• TO DO: Reproduce each line bearing the word "icon".

Extracted data entries
• • • •
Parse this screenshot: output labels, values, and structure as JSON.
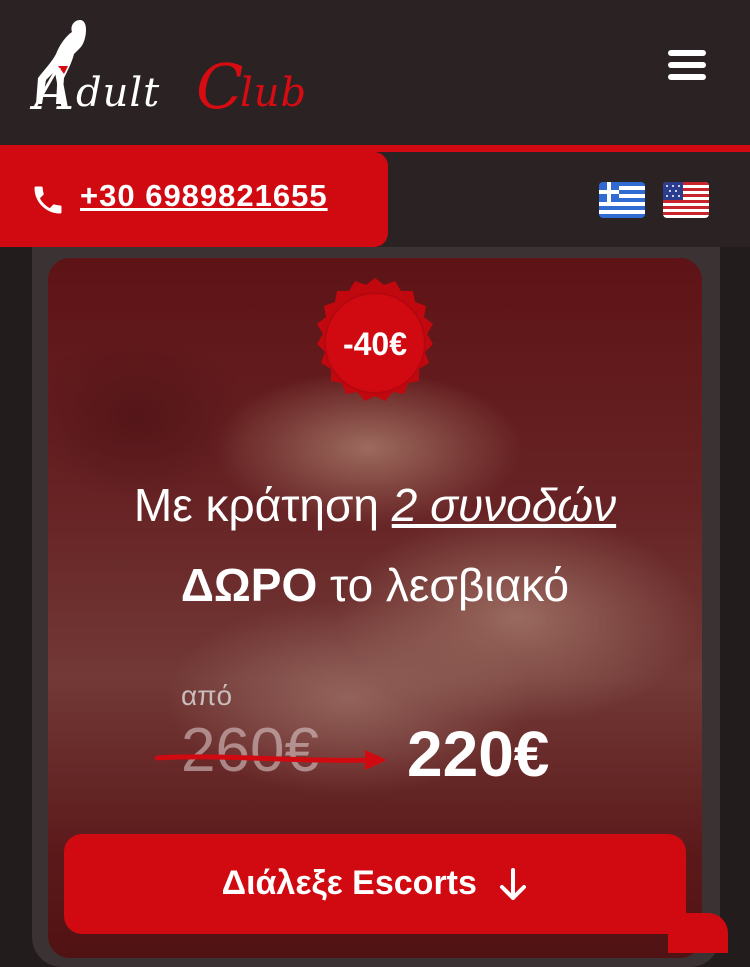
{
  "header": {
    "logo": {
      "first_letter": "A",
      "first_word_rest": "dult",
      "second_letter": "C",
      "second_word_rest": "lub",
      "figure_icon": "silhouette-figure-icon"
    },
    "menu_icon": "hamburger-menu-icon"
  },
  "contact": {
    "phone_icon": "phone-icon",
    "phone_number": "+30 6989821655"
  },
  "languages": [
    {
      "flag_icon": "greek-flag-icon",
      "code": "el"
    },
    {
      "flag_icon": "us-flag-icon",
      "code": "en"
    }
  ],
  "promo": {
    "badge": "-40€",
    "line1_prefix": "Με κράτηση ",
    "line1_highlight": "2 συνοδών",
    "line2_bold": "ΔΩΡΟ",
    "line2_rest": " το λεσβιακό",
    "from_label": "από",
    "old_price": "260€",
    "new_price": "220€"
  },
  "cta": {
    "label": "Διάλεξε Escorts",
    "icon": "arrow-down-icon"
  },
  "colors": {
    "brand_red": "#d00a10",
    "header_bg": "#2a2223",
    "page_bg": "#221c1d"
  }
}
• • • •
• TASK SOLUTION:
      "figure_icon": "silhouette-figure-icon"
    "menu_icon": "hamburger-menu-icon"
    "phone_icon": "phone-icon",
      "flag_icon": "greek-flag-icon",
      "flag_icon": "us-flag-icon",
    "icon": "arrow-down-icon"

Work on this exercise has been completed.